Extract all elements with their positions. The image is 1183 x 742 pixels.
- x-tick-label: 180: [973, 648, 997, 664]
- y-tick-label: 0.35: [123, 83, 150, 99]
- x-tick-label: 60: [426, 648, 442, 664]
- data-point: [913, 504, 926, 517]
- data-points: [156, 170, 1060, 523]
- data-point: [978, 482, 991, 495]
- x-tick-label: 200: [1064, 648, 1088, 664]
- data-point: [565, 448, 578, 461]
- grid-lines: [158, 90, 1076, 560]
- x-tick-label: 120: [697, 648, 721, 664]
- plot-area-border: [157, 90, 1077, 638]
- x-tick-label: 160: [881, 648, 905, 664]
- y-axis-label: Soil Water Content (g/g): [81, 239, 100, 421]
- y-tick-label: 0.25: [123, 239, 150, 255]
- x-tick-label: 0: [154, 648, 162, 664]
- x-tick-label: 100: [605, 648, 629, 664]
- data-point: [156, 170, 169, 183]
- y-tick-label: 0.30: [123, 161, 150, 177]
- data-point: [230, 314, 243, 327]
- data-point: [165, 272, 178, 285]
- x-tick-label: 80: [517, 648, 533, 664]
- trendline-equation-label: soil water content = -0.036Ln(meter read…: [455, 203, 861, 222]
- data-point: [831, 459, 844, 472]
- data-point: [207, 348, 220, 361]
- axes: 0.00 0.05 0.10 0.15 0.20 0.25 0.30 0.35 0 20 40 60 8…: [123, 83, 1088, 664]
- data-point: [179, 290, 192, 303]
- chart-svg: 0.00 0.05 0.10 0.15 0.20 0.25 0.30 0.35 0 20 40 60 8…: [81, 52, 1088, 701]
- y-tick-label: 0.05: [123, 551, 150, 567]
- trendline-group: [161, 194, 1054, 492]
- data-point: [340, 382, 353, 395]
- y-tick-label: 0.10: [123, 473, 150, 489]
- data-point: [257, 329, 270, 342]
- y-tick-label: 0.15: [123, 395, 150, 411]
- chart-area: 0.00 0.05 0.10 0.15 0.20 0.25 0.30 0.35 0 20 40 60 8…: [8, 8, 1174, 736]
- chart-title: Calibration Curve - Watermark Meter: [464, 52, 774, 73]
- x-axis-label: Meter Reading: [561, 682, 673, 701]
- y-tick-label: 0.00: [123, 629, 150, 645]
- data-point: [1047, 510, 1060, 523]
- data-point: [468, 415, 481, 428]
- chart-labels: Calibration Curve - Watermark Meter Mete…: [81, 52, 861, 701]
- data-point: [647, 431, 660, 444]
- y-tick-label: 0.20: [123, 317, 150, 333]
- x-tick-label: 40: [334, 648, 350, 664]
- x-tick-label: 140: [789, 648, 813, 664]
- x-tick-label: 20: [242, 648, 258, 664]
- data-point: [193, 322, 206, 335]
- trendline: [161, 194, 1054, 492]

■ **PROBLEM DETAILS**
Write out the lines from the start through the line containing "- data-point: [913, 504, 926, 517]", inclusive, with no changes.

■ **TASK RESPONSE**
Extract all elements with their positions. The image is 1183 x 742 pixels.
- x-tick-label: 180: [973, 648, 997, 664]
- y-tick-label: 0.35: [123, 83, 150, 99]
- x-tick-label: 60: [426, 648, 442, 664]
- data-point: [913, 504, 926, 517]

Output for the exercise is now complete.